● Written instruction:
Write out the records below word for word, please.

------ Input ------

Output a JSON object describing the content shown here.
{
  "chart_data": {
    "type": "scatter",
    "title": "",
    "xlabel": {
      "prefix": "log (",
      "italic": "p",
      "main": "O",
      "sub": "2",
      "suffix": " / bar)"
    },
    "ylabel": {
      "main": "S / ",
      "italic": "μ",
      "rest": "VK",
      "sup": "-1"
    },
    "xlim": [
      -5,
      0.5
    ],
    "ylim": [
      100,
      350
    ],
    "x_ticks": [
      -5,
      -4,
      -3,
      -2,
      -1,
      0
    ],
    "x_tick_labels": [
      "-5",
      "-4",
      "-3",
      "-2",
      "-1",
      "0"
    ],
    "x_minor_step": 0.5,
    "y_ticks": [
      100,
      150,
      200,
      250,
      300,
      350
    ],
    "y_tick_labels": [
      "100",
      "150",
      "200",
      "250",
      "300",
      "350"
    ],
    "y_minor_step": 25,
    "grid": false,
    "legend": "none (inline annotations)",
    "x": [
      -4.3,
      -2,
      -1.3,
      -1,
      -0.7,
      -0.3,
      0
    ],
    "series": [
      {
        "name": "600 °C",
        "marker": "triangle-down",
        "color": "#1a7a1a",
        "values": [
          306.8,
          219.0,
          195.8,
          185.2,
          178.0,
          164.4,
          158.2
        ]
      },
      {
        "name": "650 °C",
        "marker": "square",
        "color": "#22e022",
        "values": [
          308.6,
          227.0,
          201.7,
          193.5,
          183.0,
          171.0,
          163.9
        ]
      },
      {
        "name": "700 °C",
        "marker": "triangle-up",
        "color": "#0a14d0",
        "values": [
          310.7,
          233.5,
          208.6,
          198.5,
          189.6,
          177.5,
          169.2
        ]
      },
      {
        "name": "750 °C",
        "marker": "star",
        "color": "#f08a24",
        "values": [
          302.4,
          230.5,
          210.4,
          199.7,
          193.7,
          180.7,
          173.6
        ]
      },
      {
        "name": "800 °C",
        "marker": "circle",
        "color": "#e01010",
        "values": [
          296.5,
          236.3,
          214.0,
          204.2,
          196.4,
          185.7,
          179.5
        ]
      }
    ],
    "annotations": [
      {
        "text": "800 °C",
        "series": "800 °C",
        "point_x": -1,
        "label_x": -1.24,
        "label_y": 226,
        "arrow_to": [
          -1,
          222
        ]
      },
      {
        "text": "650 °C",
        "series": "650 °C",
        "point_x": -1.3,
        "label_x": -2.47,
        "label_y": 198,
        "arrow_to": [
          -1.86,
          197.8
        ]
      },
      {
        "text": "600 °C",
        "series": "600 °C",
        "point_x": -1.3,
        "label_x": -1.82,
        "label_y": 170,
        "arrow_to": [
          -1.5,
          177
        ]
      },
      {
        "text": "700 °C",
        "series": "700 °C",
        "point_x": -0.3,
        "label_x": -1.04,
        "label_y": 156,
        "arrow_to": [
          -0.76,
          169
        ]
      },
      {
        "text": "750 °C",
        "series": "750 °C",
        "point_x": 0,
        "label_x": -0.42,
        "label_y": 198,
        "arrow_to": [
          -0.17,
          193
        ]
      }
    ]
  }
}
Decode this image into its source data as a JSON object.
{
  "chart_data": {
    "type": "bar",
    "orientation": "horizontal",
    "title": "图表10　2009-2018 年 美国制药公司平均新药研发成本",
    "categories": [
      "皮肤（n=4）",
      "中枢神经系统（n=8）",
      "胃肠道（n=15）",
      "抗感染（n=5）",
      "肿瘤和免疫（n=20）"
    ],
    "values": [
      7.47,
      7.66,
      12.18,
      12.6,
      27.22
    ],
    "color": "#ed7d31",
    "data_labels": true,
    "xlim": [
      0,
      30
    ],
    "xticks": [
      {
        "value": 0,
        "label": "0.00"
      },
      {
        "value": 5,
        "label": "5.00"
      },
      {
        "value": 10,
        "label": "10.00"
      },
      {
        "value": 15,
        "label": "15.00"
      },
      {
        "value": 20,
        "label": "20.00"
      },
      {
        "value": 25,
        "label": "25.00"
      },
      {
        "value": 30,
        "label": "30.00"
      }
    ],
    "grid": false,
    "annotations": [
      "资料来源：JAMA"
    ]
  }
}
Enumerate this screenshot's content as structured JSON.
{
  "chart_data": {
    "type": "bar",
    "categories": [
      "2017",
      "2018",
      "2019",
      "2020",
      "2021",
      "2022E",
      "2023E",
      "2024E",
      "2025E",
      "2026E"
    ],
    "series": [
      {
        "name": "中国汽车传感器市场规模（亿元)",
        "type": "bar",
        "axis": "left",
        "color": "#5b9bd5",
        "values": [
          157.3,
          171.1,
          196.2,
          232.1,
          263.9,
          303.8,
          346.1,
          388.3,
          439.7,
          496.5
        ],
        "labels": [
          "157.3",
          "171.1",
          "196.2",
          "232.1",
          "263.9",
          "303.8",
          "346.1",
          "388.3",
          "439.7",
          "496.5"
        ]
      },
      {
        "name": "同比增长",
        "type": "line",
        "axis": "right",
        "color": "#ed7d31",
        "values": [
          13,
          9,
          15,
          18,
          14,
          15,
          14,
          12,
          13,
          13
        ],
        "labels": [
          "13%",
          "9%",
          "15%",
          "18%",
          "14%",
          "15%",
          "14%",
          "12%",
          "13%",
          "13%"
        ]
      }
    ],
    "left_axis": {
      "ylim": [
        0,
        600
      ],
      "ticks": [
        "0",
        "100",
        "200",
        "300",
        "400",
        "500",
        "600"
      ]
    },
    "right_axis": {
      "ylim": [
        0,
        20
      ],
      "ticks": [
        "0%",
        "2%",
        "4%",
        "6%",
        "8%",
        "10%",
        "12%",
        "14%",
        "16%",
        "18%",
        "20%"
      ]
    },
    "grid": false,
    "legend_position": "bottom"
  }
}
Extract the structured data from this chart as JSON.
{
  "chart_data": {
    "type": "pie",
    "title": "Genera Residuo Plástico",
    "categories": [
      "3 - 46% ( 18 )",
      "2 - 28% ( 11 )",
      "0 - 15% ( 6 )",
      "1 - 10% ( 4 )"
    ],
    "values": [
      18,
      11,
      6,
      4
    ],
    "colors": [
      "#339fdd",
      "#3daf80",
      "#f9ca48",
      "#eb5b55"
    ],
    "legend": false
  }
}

------

● Worked solution:
Output a JSON object describing the content shown here.
{
  "chart_data": {
    "type": "scatter",
    "title": "",
    "xlabel": {
      "prefix": "log (",
      "italic": "p",
      "main": "O",
      "sub": "2",
      "suffix": " / bar)"
    },
    "ylabel": {
      "main": "S / ",
      "italic": "μ",
      "rest": "VK",
      "sup": "-1"
    },
    "xlim": [
      -5,
      0.5
    ],
    "ylim": [
      100,
      350
    ],
    "x_ticks": [
      -5,
      -4,
      -3,
      -2,
      -1,
      0
    ],
    "x_tick_labels": [
      "-5",
      "-4",
      "-3",
      "-2",
      "-1",
      "0"
    ],
    "x_minor_step": 0.5,
    "y_ticks": [
      100,
      150,
      200,
      250,
      300,
      350
    ],
    "y_tick_labels": [
      "100",
      "150",
      "200",
      "250",
      "300",
      "350"
    ],
    "y_minor_step": 25,
    "grid": false,
    "legend": "none (inline annotations)",
    "x": [
      -4.3,
      -2,
      -1.3,
      -1,
      -0.7,
      -0.3,
      0
    ],
    "series": [
      {
        "name": "600 °C",
        "marker": "triangle-down",
        "color": "#1a7a1a",
        "values": [
          306.8,
          219.0,
          195.8,
          185.2,
          178.0,
          164.4,
          158.2
        ]
      },
      {
        "name": "650 °C",
        "marker": "square",
        "color": "#22e022",
        "values": [
          308.6,
          227.0,
          201.7,
          193.5,
          183.0,
          171.0,
          163.9
        ]
      },
      {
        "name": "700 °C",
        "marker": "triangle-up",
        "color": "#0a14d0",
        "values": [
          310.7,
          233.5,
          208.6,
          198.5,
          189.6,
          177.5,
          169.2
        ]
      },
      {
        "name": "750 °C",
        "marker": "star",
        "color": "#f08a24",
        "values": [
          302.4,
          230.5,
          210.4,
          199.7,
          193.7,
          180.7,
          173.6
        ]
      },
      {
        "name": "800 °C",
        "marker": "circle",
        "color": "#e01010",
        "values": [
          296.5,
          236.3,
          214.0,
          204.2,
          196.4,
          185.7,
          179.5
        ]
      }
    ],
    "annotations": [
      {
        "text": "800 °C",
        "series": "800 °C",
        "point_x": -1,
        "label_x": -1.24,
        "label_y": 226,
        "arrow_to": [
          -1,
          222
        ]
      },
      {
        "text": "650 °C",
        "series": "650 °C",
        "point_x": -1.3,
        "label_x": -2.47,
        "label_y": 198,
        "arrow_to": [
          -1.86,
          197.8
        ]
      },
      {
        "text": "600 °C",
        "series": "600 °C",
        "point_x": -1.3,
        "label_x": -1.82,
        "label_y": 170,
        "arrow_to": [
          -1.5,
          177
        ]
      },
      {
        "text": "700 °C",
        "series": "700 °C",
        "point_x": -0.3,
        "label_x": -1.04,
        "label_y": 156,
        "arrow_to": [
          -0.76,
          169
        ]
      },
      {
        "text": "750 °C",
        "series": "750 °C",
        "point_x": 0,
        "label_x": -0.42,
        "label_y": 198,
        "arrow_to": [
          -0.17,
          193
        ]
      }
    ]
  }
}
Decode this image into its source data as a JSON object.
{
  "chart_data": {
    "type": "bar",
    "orientation": "horizontal",
    "title": "图表10　2009-2018 年 美国制药公司平均新药研发成本",
    "categories": [
      "皮肤（n=4）",
      "中枢神经系统（n=8）",
      "胃肠道（n=15）",
      "抗感染（n=5）",
      "肿瘤和免疫（n=20）"
    ],
    "values": [
      7.47,
      7.66,
      12.18,
      12.6,
      27.22
    ],
    "color": "#ed7d31",
    "data_labels": true,
    "xlim": [
      0,
      30
    ],
    "xticks": [
      {
        "value": 0,
        "label": "0.00"
      },
      {
        "value": 5,
        "label": "5.00"
      },
      {
        "value": 10,
        "label": "10.00"
      },
      {
        "value": 15,
        "label": "15.00"
      },
      {
        "value": 20,
        "label": "20.00"
      },
      {
        "value": 25,
        "label": "25.00"
      },
      {
        "value": 30,
        "label": "30.00"
      }
    ],
    "grid": false,
    "annotations": [
      "资料来源：JAMA"
    ]
  }
}
Enumerate this screenshot's content as structured JSON.
{
  "chart_data": {
    "type": "bar",
    "categories": [
      "2017",
      "2018",
      "2019",
      "2020",
      "2021",
      "2022E",
      "2023E",
      "2024E",
      "2025E",
      "2026E"
    ],
    "series": [
      {
        "name": "中国汽车传感器市场规模（亿元)",
        "type": "bar",
        "axis": "left",
        "color": "#5b9bd5",
        "values": [
          157.3,
          171.1,
          196.2,
          232.1,
          263.9,
          303.8,
          346.1,
          388.3,
          439.7,
          496.5
        ],
        "labels": [
          "157.3",
          "171.1",
          "196.2",
          "232.1",
          "263.9",
          "303.8",
          "346.1",
          "388.3",
          "439.7",
          "496.5"
        ]
      },
      {
        "name": "同比增长",
        "type": "line",
        "axis": "right",
        "color": "#ed7d31",
        "values": [
          13,
          9,
          15,
          18,
          14,
          15,
          14,
          12,
          13,
          13
        ],
        "labels": [
          "13%",
          "9%",
          "15%",
          "18%",
          "14%",
          "15%",
          "14%",
          "12%",
          "13%",
          "13%"
        ]
      }
    ],
    "left_axis": {
      "ylim": [
        0,
        600
      ],
      "ticks": [
        "0",
        "100",
        "200",
        "300",
        "400",
        "500",
        "600"
      ]
    },
    "right_axis": {
      "ylim": [
        0,
        20
      ],
      "ticks": [
        "0%",
        "2%",
        "4%",
        "6%",
        "8%",
        "10%",
        "12%",
        "14%",
        "16%",
        "18%",
        "20%"
      ]
    },
    "grid": false,
    "legend_position": "bottom"
  }
}
Extract the structured data from this chart as JSON.
{
  "chart_data": {
    "type": "pie",
    "title": "Genera Residuo Plástico",
    "categories": [
      "3 - 46% ( 18 )",
      "2 - 28% ( 11 )",
      "0 - 15% ( 6 )",
      "1 - 10% ( 4 )"
    ],
    "values": [
      18,
      11,
      6,
      4
    ],
    "colors": [
      "#339fdd",
      "#3daf80",
      "#f9ca48",
      "#eb5b55"
    ],
    "legend": false
  }
}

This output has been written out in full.